To be done >> Tally the lines below that contain "Setting". The number is the whole answer.

((

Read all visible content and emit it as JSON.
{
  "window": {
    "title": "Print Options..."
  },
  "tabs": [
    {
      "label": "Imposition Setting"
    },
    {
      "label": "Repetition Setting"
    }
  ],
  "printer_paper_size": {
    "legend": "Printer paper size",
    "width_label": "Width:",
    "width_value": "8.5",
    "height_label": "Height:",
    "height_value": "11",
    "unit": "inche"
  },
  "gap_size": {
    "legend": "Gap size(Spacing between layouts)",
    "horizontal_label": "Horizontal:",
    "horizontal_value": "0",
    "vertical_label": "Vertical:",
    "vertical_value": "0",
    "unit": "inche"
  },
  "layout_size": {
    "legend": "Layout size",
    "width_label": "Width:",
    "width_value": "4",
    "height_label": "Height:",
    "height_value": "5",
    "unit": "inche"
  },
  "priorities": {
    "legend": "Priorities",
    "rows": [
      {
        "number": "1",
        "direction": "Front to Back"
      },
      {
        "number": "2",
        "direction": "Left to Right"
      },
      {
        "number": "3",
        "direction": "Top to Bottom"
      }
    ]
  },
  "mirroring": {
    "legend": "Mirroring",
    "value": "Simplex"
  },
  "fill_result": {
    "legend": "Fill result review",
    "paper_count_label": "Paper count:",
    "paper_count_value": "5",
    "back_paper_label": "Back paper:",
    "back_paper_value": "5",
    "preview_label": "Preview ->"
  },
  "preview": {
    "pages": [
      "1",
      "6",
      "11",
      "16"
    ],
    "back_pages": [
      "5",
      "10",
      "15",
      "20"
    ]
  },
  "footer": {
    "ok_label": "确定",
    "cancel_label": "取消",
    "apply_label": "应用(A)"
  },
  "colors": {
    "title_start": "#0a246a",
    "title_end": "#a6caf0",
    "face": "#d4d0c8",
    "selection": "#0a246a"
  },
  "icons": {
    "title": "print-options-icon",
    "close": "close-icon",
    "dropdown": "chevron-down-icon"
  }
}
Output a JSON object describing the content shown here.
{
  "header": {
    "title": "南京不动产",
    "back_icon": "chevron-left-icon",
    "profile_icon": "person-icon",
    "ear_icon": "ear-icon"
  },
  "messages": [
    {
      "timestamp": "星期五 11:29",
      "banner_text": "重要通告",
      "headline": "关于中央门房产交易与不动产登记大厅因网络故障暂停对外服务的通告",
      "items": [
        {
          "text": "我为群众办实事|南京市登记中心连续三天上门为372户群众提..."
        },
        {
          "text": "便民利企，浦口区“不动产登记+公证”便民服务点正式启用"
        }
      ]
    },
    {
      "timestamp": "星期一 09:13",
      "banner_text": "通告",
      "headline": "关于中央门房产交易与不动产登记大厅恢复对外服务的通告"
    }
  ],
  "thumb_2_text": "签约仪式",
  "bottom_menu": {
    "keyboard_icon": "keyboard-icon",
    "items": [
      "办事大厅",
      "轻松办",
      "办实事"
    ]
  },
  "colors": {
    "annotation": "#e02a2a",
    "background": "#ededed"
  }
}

))

Output for this exercise >> 2